● What you should do: Set all the material down again unchanged, without the pictures.

[Data entries]

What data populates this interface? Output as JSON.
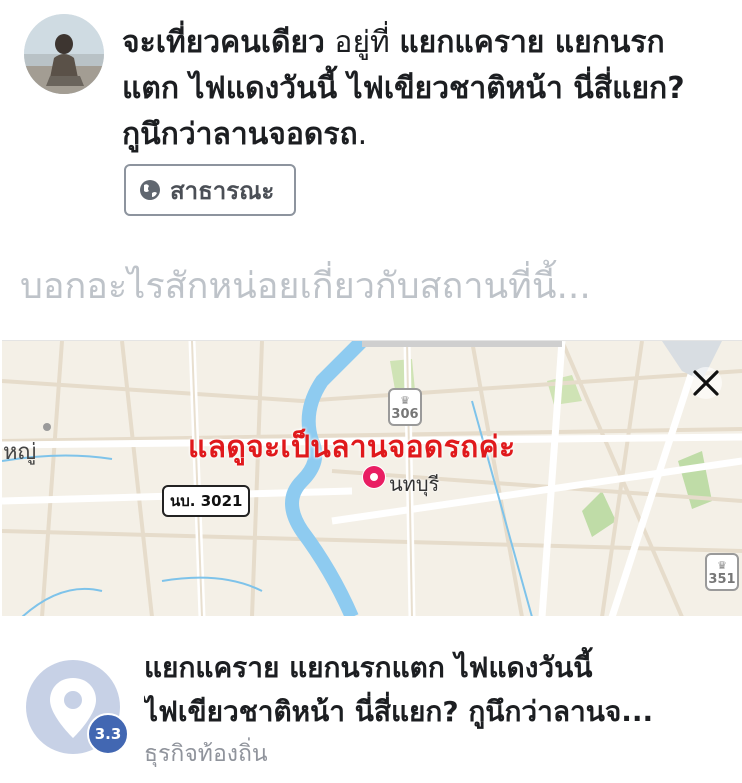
{
  "post": {
    "status_main": "จะเที่ยวคนเดียว",
    "status_connector": " อยู่ที่ ",
    "status_place_1": "แยกแคราย แยกนรก",
    "status_place_2": "แตก ไฟแดงวันนี้ ไฟเขียวชาติหน้า นี่สี่แยก?",
    "status_place_3": "กูนึกว่าลานจอดรถ",
    "status_end": ".",
    "privacy_label": "สาธารณะ",
    "privacy_icon": "globe-icon"
  },
  "place_input": {
    "placeholder": "บอกอะไรสักหน่อยเกี่ยวกับสถานที่นี้..."
  },
  "map": {
    "annotation": "แลดูจะเป็นลานจอดรถค่ะ",
    "city_label": "นทบุรี",
    "left_label": "หญู่",
    "route_label": "นบ. 3021",
    "shield_a": "306",
    "shield_b": "351",
    "pin_color": "#e91e63",
    "close_icon": "close-icon"
  },
  "place_card": {
    "name_line_1": "แยกแคราย แยกนรกแตก ไฟแดงวันนี้",
    "name_line_2": "ไฟเขียวชาติหน้า นี่สี่แยก? กูนึกว่าลานจ...",
    "category": "ธุรกิจท้องถิ่น",
    "rating": "3.3",
    "rating_color": "#4267b2",
    "icon": "map-pin-icon"
  }
}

● Full answer:
What data populates this interface? Output as JSON.
{
  "post": {
    "status_main": "จะเที่ยวคนเดียว",
    "status_connector": " อยู่ที่ ",
    "status_place_1": "แยกแคราย แยกนรก",
    "status_place_2": "แตก ไฟแดงวันนี้ ไฟเขียวชาติหน้า นี่สี่แยก?",
    "status_place_3": "กูนึกว่าลานจอดรถ",
    "status_end": ".",
    "privacy_label": "สาธารณะ",
    "privacy_icon": "globe-icon"
  },
  "place_input": {
    "placeholder": "บอกอะไรสักหน่อยเกี่ยวกับสถานที่นี้..."
  },
  "map": {
    "annotation": "แลดูจะเป็นลานจอดรถค่ะ",
    "city_label": "นทบุรี",
    "left_label": "หญู่",
    "route_label": "นบ. 3021",
    "shield_a": "306",
    "shield_b": "351",
    "pin_color": "#e91e63",
    "close_icon": "close-icon"
  },
  "place_card": {
    "name_line_1": "แยกแคราย แยกนรกแตก ไฟแดงวันนี้",
    "name_line_2": "ไฟเขียวชาติหน้า นี่สี่แยก? กูนึกว่าลานจ...",
    "category": "ธุรกิจท้องถิ่น",
    "rating": "3.3",
    "rating_color": "#4267b2",
    "icon": "map-pin-icon"
  }
}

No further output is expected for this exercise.